- _Records for processing_
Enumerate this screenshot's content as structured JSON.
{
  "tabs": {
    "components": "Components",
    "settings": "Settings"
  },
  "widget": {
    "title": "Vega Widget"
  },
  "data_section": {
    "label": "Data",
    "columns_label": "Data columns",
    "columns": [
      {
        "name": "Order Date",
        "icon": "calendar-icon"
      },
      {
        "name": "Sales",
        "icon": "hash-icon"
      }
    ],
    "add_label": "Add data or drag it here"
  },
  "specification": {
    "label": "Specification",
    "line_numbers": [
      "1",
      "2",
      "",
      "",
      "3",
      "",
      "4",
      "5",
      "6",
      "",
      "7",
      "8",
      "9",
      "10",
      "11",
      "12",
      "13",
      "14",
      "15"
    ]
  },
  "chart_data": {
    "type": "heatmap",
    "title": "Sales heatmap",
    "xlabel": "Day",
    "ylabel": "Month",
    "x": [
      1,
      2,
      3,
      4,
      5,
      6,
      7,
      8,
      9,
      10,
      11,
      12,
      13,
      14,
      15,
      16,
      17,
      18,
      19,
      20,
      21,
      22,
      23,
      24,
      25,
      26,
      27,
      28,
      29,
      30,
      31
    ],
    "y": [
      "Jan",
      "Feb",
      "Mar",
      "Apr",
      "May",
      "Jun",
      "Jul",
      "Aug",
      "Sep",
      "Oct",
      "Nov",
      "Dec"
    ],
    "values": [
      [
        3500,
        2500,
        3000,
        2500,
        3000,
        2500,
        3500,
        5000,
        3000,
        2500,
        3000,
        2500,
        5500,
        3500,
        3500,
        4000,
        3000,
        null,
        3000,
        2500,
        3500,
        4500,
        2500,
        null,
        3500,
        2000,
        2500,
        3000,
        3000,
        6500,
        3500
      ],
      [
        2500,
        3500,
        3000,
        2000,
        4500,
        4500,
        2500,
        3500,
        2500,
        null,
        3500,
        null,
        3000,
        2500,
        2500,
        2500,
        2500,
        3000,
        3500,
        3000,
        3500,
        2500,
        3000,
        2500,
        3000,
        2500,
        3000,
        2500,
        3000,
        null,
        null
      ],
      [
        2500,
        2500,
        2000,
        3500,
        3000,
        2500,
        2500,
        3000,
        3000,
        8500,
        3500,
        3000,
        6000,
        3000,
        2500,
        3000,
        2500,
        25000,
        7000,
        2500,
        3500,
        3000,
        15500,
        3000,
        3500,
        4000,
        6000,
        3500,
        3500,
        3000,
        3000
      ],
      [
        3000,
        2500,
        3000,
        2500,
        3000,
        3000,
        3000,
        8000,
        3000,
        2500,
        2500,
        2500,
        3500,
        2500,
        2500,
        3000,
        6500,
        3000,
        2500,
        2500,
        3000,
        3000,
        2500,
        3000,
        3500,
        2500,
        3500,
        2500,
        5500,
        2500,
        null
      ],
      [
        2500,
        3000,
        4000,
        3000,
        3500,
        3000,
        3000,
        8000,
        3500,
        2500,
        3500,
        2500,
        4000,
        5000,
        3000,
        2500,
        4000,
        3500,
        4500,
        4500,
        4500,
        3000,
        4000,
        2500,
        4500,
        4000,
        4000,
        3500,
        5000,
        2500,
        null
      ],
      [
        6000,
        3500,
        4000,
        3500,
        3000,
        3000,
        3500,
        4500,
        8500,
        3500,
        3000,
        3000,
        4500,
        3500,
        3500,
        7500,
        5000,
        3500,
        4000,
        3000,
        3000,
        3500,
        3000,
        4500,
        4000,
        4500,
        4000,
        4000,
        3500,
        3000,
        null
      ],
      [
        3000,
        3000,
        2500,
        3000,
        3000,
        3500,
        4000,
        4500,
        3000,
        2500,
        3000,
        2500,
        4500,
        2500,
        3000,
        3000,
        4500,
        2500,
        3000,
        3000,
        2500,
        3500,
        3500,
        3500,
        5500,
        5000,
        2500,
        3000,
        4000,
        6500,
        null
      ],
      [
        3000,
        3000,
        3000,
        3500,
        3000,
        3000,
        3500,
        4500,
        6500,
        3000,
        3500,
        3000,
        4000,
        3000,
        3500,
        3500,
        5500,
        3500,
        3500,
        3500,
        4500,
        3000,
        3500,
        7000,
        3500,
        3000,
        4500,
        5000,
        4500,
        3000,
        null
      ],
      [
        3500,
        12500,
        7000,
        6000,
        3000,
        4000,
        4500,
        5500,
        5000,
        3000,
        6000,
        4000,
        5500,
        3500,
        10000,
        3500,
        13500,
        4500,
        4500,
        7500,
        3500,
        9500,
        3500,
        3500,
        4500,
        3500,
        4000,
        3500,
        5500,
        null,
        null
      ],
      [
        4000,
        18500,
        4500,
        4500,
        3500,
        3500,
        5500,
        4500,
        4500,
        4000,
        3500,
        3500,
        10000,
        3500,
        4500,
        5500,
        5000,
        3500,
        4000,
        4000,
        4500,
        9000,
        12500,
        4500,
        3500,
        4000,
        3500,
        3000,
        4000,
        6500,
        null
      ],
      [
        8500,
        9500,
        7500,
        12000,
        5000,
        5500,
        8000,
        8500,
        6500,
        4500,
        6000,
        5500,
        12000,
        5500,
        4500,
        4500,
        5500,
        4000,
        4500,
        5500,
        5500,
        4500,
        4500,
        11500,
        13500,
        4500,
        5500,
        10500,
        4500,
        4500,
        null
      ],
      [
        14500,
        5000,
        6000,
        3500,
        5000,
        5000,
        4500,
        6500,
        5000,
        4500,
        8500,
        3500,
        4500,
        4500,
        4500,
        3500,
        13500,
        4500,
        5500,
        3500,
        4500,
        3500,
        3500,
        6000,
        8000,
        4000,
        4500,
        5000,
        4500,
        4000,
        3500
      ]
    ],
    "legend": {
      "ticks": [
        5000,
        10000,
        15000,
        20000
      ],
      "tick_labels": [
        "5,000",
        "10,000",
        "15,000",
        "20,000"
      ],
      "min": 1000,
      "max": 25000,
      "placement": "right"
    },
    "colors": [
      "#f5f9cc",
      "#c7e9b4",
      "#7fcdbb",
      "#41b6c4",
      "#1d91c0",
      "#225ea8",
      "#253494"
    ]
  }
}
* * *
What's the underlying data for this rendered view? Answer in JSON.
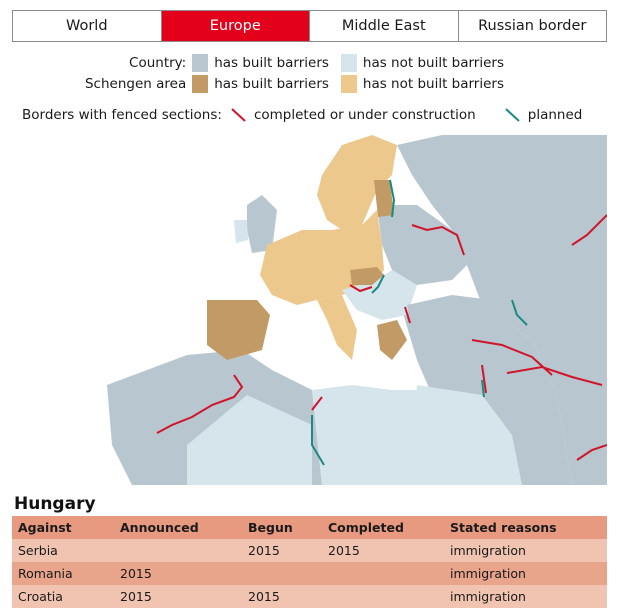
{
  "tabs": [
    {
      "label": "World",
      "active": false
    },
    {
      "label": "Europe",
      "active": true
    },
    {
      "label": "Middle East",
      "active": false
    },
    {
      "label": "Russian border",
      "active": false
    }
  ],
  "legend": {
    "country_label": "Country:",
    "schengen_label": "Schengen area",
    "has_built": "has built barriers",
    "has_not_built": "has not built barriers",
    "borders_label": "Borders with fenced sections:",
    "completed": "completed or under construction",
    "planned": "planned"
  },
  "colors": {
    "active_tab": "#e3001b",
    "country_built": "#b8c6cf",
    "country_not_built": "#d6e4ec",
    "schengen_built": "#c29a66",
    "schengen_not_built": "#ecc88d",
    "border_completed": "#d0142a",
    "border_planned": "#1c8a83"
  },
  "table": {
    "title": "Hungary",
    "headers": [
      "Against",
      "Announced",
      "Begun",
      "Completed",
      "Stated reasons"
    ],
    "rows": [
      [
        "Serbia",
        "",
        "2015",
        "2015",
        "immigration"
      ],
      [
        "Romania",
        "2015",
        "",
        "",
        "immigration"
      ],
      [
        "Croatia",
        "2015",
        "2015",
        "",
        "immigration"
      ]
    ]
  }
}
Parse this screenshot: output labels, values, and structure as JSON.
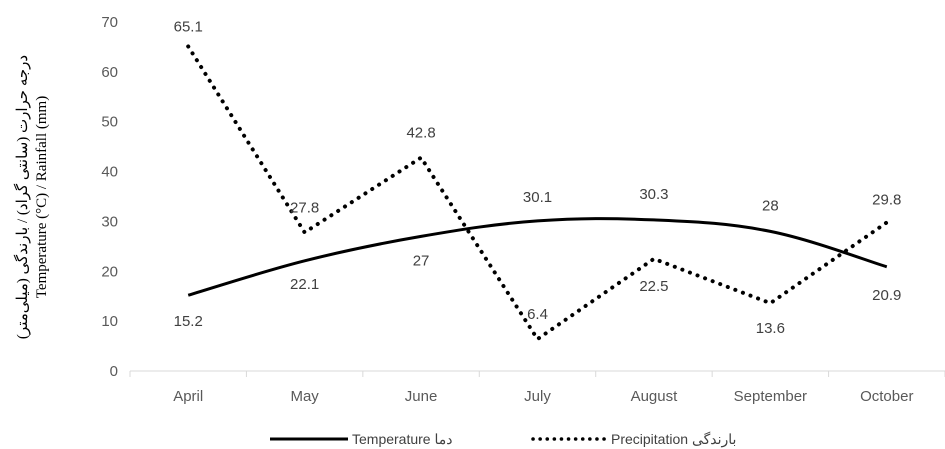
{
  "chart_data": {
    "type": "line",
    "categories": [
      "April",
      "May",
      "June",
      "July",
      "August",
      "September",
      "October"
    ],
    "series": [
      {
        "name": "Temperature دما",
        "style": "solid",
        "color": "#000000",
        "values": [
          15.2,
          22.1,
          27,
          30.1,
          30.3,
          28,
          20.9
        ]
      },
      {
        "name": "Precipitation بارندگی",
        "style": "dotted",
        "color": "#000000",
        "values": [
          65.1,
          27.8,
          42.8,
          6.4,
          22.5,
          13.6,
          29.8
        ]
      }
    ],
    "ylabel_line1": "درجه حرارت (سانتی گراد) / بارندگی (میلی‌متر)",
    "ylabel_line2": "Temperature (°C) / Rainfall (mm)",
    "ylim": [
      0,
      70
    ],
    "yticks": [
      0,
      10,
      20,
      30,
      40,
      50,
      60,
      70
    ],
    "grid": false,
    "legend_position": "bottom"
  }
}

- _Task statement_
In the records above, find the lines containing "columns" and copy them.

- _Finished exercise_
    "columns_label": "Data columns",
    "columns": [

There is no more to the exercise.